DATA ENTRIES
>> begin
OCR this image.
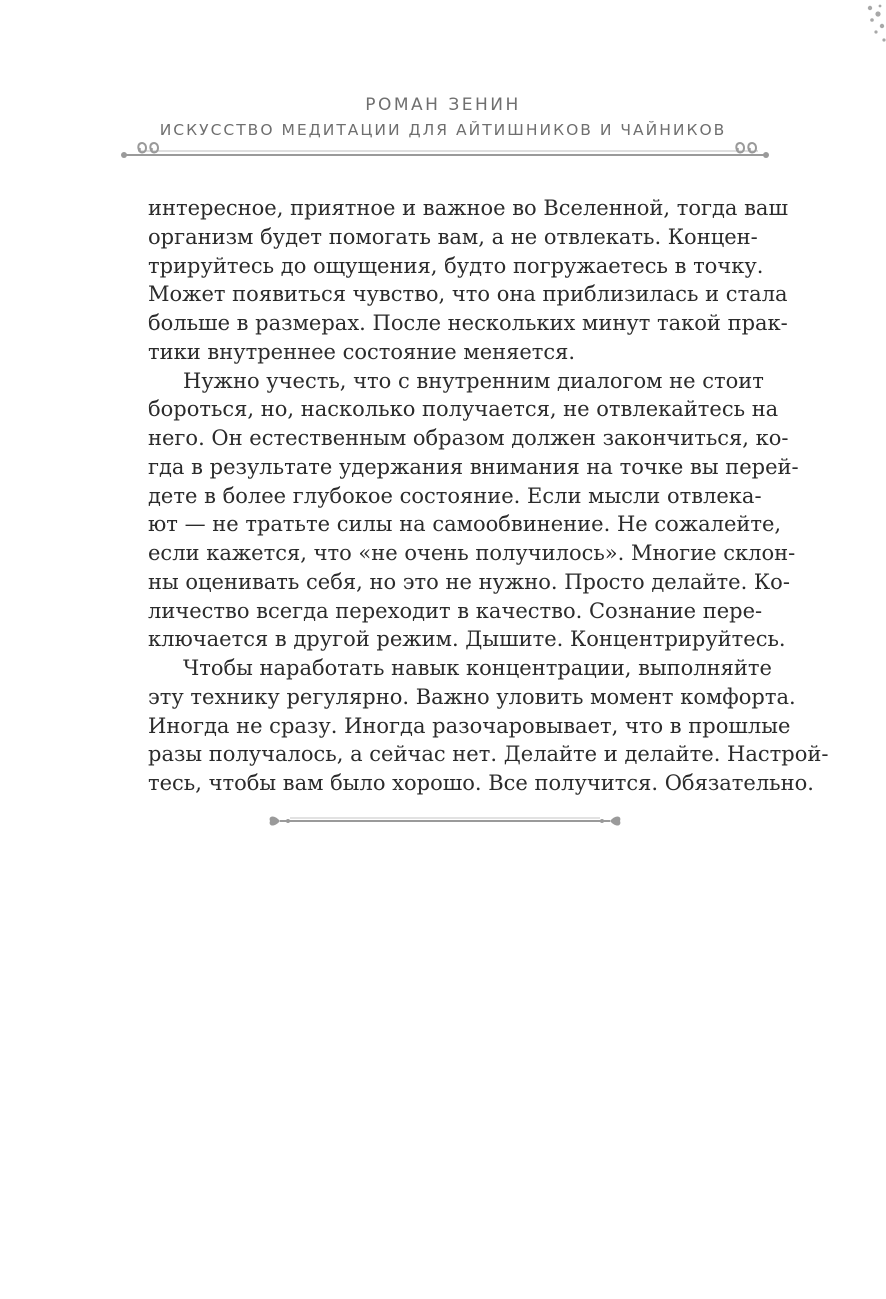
РОМАН ЗЕНИН
ИСКУССТВО МЕДИТАЦИИ ДЛЯ АЙТИШНИКОВ И ЧАЙНИКОВ

интересное, приятное и важное во Вселенной, тогда ваш

организм будет помогать вам, а не отвлекать. Концен-

трируйтесь до ощущения, будто погружаетесь в точку.

Может появиться чувство, что она приблизилась и стала

больше в размерах. После нескольких минут такой прак-

тики внутреннее состояние меняется.

Нужно учесть, что с внутренним диалогом не стоит

бороться, но, насколько получается, не отвлекайтесь на

него. Он естественным образом должен закончиться, ко-

гда в результате удержания внимания на точке вы перей-

дете в более глубокое состояние. Если мысли отвлека-

ют — не тратьте силы на самообвинение. Не сожалейте,

если кажется, что «не очень получилось». Многие склон-

ны оценивать себя, но это не нужно. Просто делайте. Ко-

личество всегда переходит в качество. Сознание пере-

ключается в другой режим. Дышите. Концентрируйтесь.

Чтобы наработать навык концентрации, выполняйте

эту технику регулярно. Важно уловить момент комфорта.

Иногда не сразу. Иногда разочаровывает, что в прошлые

разы получалось, а сейчас нет. Делайте и делайте. Настрой-

тесь, чтобы вам было хорошо. Все получится. Обязательно.
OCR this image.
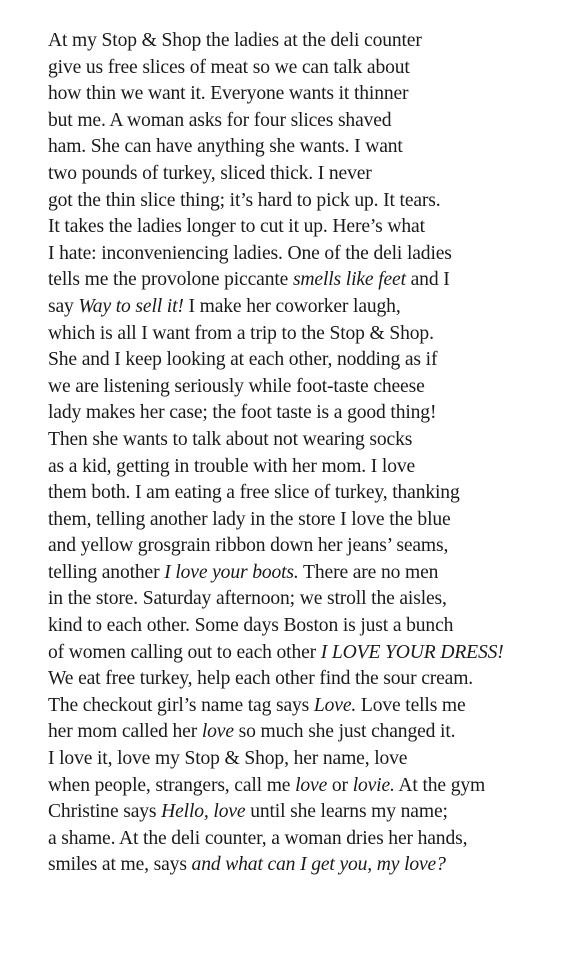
At my Stop & Shop the ladies at the deli counter
give us free slices of meat so we can talk about
how thin we want it. Everyone wants it thinner
but me. A woman asks for four slices shaved
ham. She can have anything she wants. I want
two pounds of turkey, sliced thick. I never
got the thin slice thing; it’s hard to pick up. It tears.
It takes the ladies longer to cut it up. Here’s what
I hate: inconveniencing ladies. One of the deli ladies
tells me the provolone piccante smells like feet and I
say Way to sell it! I make her coworker laugh,
which is all I want from a trip to the Stop & Shop.
She and I keep looking at each other, nodding as if
we are listening seriously while foot-taste cheese
lady makes her case; the foot taste is a good thing!
Then she wants to talk about not wearing socks
as a kid, getting in trouble with her mom. I love
them both. I am eating a free slice of turkey, thanking
them, telling another lady in the store I love the blue
and yellow grosgrain ribbon down her jeans’ seams,
telling another I love your boots. There are no men
in the store. Saturday afternoon; we stroll the aisles,
kind to each other. Some days Boston is just a bunch
of women calling out to each other I LOVE YOUR DRESS!
We eat free turkey, help each other find the sour cream.
The checkout girl’s name tag says Love. Love tells me
her mom called her love so much she just changed it.
I love it, love my Stop & Shop, her name, love
when people, strangers, call me love or lovie. At the gym
Christine says Hello, love until she learns my name;
a shame. At the deli counter, a woman dries her hands,
smiles at me, says and what can I get you, my love?
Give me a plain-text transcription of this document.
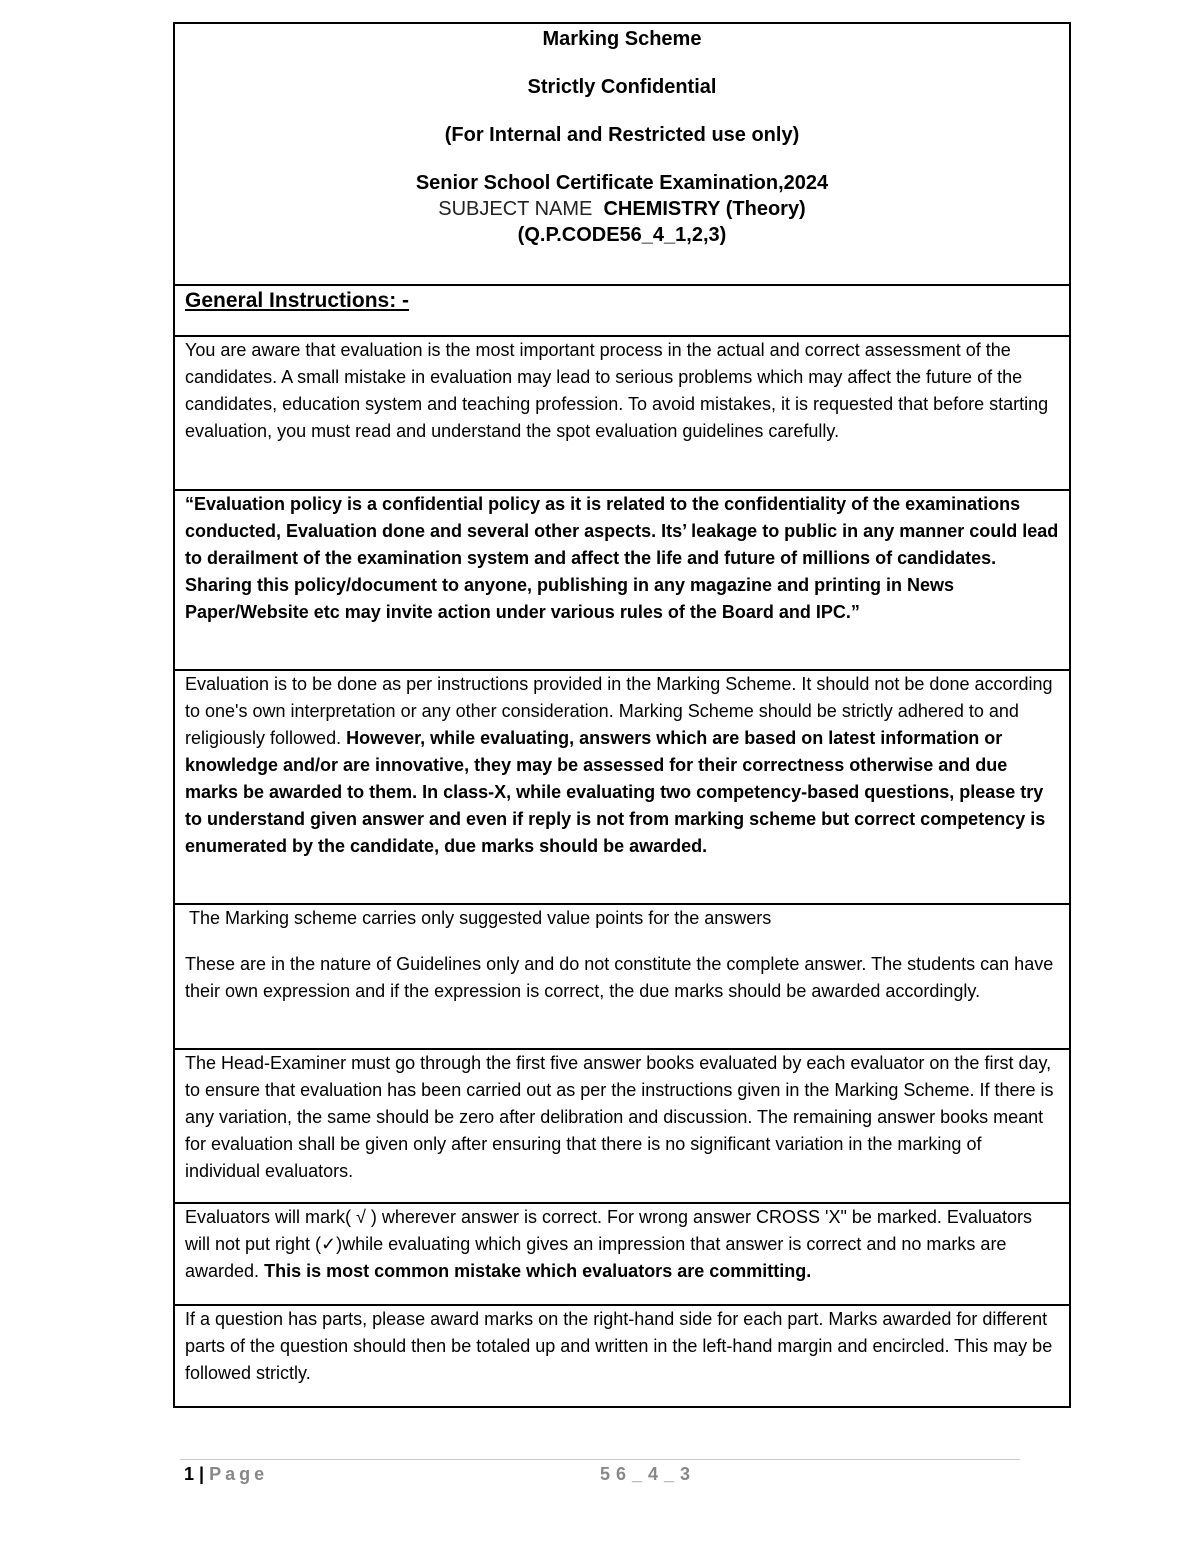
Marking Scheme

Strictly Confidential

(For Internal and Restricted use only)

Senior School Certificate Examination,2024

SUBJECT NAME CHEMISTRY (Theory)

(Q.P.CODE56_4_1,2,3)

General Instructions: -
You are aware that evaluation is the most important process in the actual and correct assessment of the candidates. A small mistake in evaluation may lead to serious problems which may affect the future of the candidates, education system and teaching profession. To avoid mistakes, it is requested that before starting evaluation, you must read and understand the spot evaluation guidelines carefully.
“Evaluation policy is a confidential policy as it is related to the confidentiality of the examinations conducted, Evaluation done and several other aspects. Its’ leakage to public in any manner could lead to derailment of the examination system and affect the life and future of millions of candidates. Sharing this policy/document to anyone, publishing in any magazine and printing in News Paper/Website etc may invite action under various rules of the Board and IPC.”
Evaluation is to be done as per instructions provided in the Marking Scheme. It should not be done according to one's own interpretation or any other consideration. Marking Scheme should be strictly adhered to and religiously followed. However, while evaluating, answers which are based on latest information or knowledge and/or are innovative, they may be assessed for their correctness otherwise and due marks be awarded to them. In class-X, while evaluating two competency-based questions, please try to understand given answer and even if reply is not from marking scheme but correct competency is enumerated by the candidate, due marks should be awarded.
The Marking scheme carries only suggested value points for the answers
These are in the nature of Guidelines only and do not constitute the complete answer. The students can have their own expression and if the expression is correct, the due marks should be awarded accordingly.
The Head-Examiner must go through the first five answer books evaluated by each evaluator on the first day, to ensure that evaluation has been carried out as per the instructions given in the Marking Scheme. If there is any variation, the same should be zero after delibration and discussion. The remaining answer books meant for evaluation shall be given only after ensuring that there is no significant variation in the marking of individual evaluators.
Evaluators will mark( √ ) wherever answer is correct. For wrong answer CROSS 'X" be marked. Evaluators will not put right (✓)while evaluating which gives an impression that answer is correct and no marks are awarded. This is most common mistake which evaluators are committing.
If a question has parts, please award marks on the right-hand side for each part. Marks awarded for different parts of the question should then be totaled up and written in the left-hand margin and encircled. This may be followed strictly.
1 | Page	56_4_3
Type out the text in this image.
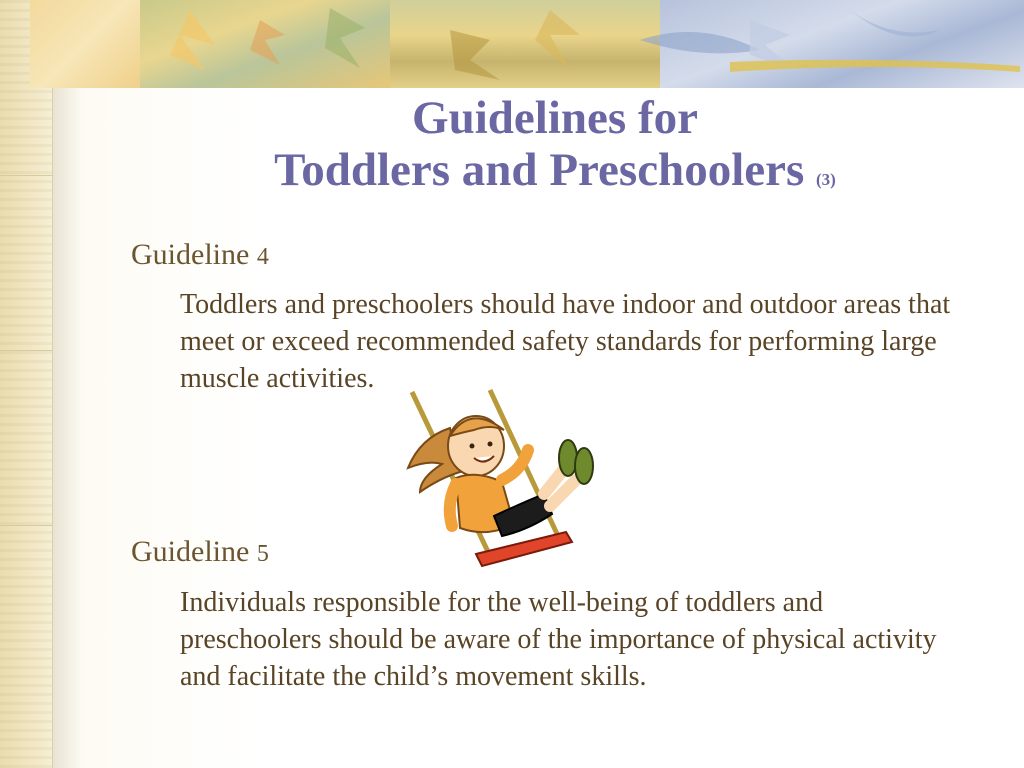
Guidelines for
Toddlers and Preschoolers (3)
Guideline 4
Toddlers and preschoolers should have indoor and outdoor areas that meet or exceed recommended safety standards for performing large muscle activities.
Guideline 5
Individuals responsible for the well-being of toddlers and preschoolers should be aware of the importance of physical activity and facilitate the child’s movement skills.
>> end
WHAT YOU SHOULD DO
Gather up every line in the data above that contains the word "most", copying each one.

REPLY
You are aware that evaluation is the most important process in the actual and correct assessment of the candidates. A small mistake in evaluation may lead to serious problems which may affect the future of the candidates, education system and teaching profession. To avoid mistakes, it is requested that before starting evaluation, you must read and understand the spot evaluation guidelines carefully.
Evaluators will mark( √ ) wherever answer is correct. For wrong answer CROSS 'X" be marked. Evaluators will not put right (✓)while evaluating which gives an impression that answer is correct and no marks are awarded. This is most common mistake which evaluators are committing.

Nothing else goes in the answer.